§ **AIM OF THE EXERCISE**:
Write out all of the lines below, exactly and completely.

[Entries with figure data]
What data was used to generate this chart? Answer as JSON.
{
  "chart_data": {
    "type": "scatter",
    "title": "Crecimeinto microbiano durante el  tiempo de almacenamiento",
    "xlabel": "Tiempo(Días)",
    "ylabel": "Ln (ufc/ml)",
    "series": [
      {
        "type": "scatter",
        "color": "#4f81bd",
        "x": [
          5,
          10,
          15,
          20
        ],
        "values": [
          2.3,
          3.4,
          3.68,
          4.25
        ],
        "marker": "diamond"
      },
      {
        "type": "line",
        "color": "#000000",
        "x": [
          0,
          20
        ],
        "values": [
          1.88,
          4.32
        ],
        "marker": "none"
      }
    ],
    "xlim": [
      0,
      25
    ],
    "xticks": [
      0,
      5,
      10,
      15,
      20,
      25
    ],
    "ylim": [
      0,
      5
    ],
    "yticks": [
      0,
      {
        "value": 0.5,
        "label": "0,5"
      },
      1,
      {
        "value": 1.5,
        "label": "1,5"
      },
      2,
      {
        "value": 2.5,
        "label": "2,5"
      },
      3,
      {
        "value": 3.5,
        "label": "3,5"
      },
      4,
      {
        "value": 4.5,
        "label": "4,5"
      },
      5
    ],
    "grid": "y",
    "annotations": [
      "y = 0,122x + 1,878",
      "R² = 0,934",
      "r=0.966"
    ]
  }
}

§ **OUTPUT FOR THIS TASK**:
What data was used to generate this chart? Answer as JSON.
{
  "chart_data": {
    "type": "scatter",
    "title": "Crecimeinto microbiano durante el  tiempo de almacenamiento",
    "xlabel": "Tiempo(Días)",
    "ylabel": "Ln (ufc/ml)",
    "series": [
      {
        "type": "scatter",
        "color": "#4f81bd",
        "x": [
          5,
          10,
          15,
          20
        ],
        "values": [
          2.3,
          3.4,
          3.68,
          4.25
        ],
        "marker": "diamond"
      },
      {
        "type": "line",
        "color": "#000000",
        "x": [
          0,
          20
        ],
        "values": [
          1.88,
          4.32
        ],
        "marker": "none"
      }
    ],
    "xlim": [
      0,
      25
    ],
    "xticks": [
      0,
      5,
      10,
      15,
      20,
      25
    ],
    "ylim": [
      0,
      5
    ],
    "yticks": [
      0,
      {
        "value": 0.5,
        "label": "0,5"
      },
      1,
      {
        "value": 1.5,
        "label": "1,5"
      },
      2,
      {
        "value": 2.5,
        "label": "2,5"
      },
      3,
      {
        "value": 3.5,
        "label": "3,5"
      },
      4,
      {
        "value": 4.5,
        "label": "4,5"
      },
      5
    ],
    "grid": "y",
    "annotations": [
      "y = 0,122x + 1,878",
      "R² = 0,934",
      "r=0.966"
    ]
  }
}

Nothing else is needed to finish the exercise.